• Recorded information:
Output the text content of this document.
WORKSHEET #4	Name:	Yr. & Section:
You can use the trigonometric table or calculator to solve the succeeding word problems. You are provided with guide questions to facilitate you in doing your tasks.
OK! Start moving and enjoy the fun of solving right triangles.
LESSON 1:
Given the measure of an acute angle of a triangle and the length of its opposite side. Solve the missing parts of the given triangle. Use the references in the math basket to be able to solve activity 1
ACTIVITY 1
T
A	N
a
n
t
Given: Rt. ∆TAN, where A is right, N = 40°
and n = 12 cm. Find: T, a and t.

• Requirement: Repeat all the entries word for word.

• Task response:
Output the text content of this document.
WORKSHEET #4	Name:	Yr. & Section:
You can use the trigonometric table or calculator to solve the succeeding word problems. You are provided with guide questions to facilitate you in doing your tasks.
OK! Start moving and enjoy the fun of solving right triangles.
LESSON 1:
Given the measure of an acute angle of a triangle and the length of its opposite side. Solve the missing parts of the given triangle. Use the references in the math basket to be able to solve activity 1
ACTIVITY 1
T
A	N
a
n
t
Given: Rt. ∆TAN, where A is right, N = 40°
and n = 12 cm. Find: T, a and t.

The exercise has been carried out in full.